» **Short problem**: Filter the lines below, copying only those with the string "from".

» **Data for the task**:
+ + + +

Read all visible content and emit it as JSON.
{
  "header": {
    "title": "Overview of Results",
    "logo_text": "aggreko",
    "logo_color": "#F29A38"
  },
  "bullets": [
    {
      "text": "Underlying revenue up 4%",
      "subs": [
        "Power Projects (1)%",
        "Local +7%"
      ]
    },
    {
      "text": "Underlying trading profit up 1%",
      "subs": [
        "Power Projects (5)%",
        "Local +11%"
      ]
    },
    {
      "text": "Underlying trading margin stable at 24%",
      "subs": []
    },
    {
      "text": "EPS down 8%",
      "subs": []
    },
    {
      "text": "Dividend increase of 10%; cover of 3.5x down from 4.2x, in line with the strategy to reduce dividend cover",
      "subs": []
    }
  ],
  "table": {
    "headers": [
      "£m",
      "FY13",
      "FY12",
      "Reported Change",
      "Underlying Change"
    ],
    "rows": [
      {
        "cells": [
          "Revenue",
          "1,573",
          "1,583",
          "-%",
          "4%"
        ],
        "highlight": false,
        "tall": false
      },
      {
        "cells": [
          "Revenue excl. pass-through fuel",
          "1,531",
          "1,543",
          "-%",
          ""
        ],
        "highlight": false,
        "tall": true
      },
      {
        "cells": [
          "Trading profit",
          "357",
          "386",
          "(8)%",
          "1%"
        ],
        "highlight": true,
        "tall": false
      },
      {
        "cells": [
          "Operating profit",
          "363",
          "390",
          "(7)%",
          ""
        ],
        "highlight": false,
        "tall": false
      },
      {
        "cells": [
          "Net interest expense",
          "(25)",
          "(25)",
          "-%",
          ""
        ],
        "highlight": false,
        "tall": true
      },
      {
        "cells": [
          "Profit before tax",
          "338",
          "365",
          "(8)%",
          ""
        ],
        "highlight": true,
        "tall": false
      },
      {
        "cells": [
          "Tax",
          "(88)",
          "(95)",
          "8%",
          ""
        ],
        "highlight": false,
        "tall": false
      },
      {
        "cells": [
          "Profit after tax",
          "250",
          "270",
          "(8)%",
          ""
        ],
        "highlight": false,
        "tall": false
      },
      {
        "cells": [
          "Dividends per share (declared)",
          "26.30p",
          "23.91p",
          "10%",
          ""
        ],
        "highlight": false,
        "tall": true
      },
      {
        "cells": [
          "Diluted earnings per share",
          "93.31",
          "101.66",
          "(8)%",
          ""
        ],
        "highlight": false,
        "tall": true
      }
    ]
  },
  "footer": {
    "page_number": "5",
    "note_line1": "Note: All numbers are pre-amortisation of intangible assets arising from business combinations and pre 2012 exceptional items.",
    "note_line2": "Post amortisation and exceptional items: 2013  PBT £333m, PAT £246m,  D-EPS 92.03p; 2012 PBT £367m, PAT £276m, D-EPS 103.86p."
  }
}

+ + + +

» **Answer below**:
      "text": "Dividend increase of 10%; cover of 3.5x down from 4.2x, in line with the strategy to reduce dividend cover",
    "note_line1": "Note: All numbers are pre-amortisation of intangible assets arising from business combinations and pre 2012 exceptional items.",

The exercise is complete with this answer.